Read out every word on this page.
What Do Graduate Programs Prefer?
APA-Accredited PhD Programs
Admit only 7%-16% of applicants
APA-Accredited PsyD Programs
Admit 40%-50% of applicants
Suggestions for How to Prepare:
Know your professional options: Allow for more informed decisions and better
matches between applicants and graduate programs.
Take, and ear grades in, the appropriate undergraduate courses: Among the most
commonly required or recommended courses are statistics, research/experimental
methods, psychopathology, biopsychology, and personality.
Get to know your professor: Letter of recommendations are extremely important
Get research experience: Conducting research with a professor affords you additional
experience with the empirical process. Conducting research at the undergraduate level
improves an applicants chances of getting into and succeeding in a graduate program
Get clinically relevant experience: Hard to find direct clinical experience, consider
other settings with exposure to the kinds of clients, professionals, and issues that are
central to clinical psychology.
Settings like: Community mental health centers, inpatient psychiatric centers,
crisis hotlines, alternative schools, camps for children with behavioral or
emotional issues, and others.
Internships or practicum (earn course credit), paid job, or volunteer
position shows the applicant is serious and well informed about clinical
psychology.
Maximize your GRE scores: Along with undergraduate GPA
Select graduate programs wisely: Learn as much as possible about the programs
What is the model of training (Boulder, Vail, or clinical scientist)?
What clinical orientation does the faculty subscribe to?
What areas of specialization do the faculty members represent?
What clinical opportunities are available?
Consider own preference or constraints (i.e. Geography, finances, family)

◇ ◇ ◇ ◇ ◇ ◇ ◇

PROBLEM DETAILS
Reproduce the material above, every line of it, exactly.

EXPECTED ANSWER
Read out every word on this page.
What Do Graduate Programs Prefer?
APA-Accredited PhD Programs
Admit only 7%-16% of applicants
APA-Accredited PsyD Programs
Admit 40%-50% of applicants
Suggestions for How to Prepare:
Know your professional options: Allow for more informed decisions and better
matches between applicants and graduate programs.
Take, and ear grades in, the appropriate undergraduate courses: Among the most
commonly required or recommended courses are statistics, research/experimental
methods, psychopathology, biopsychology, and personality.
Get to know your professor: Letter of recommendations are extremely important
Get research experience: Conducting research with a professor affords you additional
experience with the empirical process. Conducting research at the undergraduate level
improves an applicants chances of getting into and succeeding in a graduate program
Get clinically relevant experience: Hard to find direct clinical experience, consider
other settings with exposure to the kinds of clients, professionals, and issues that are
central to clinical psychology.
Settings like: Community mental health centers, inpatient psychiatric centers,
crisis hotlines, alternative schools, camps for children with behavioral or
emotional issues, and others.
Internships or practicum (earn course credit), paid job, or volunteer
position shows the applicant is serious and well informed about clinical
psychology.
Maximize your GRE scores: Along with undergraduate GPA
Select graduate programs wisely: Learn as much as possible about the programs
What is the model of training (Boulder, Vail, or clinical scientist)?
What clinical orientation does the faculty subscribe to?
What areas of specialization do the faculty members represent?
What clinical opportunities are available?
Consider own preference or constraints (i.e. Geography, finances, family)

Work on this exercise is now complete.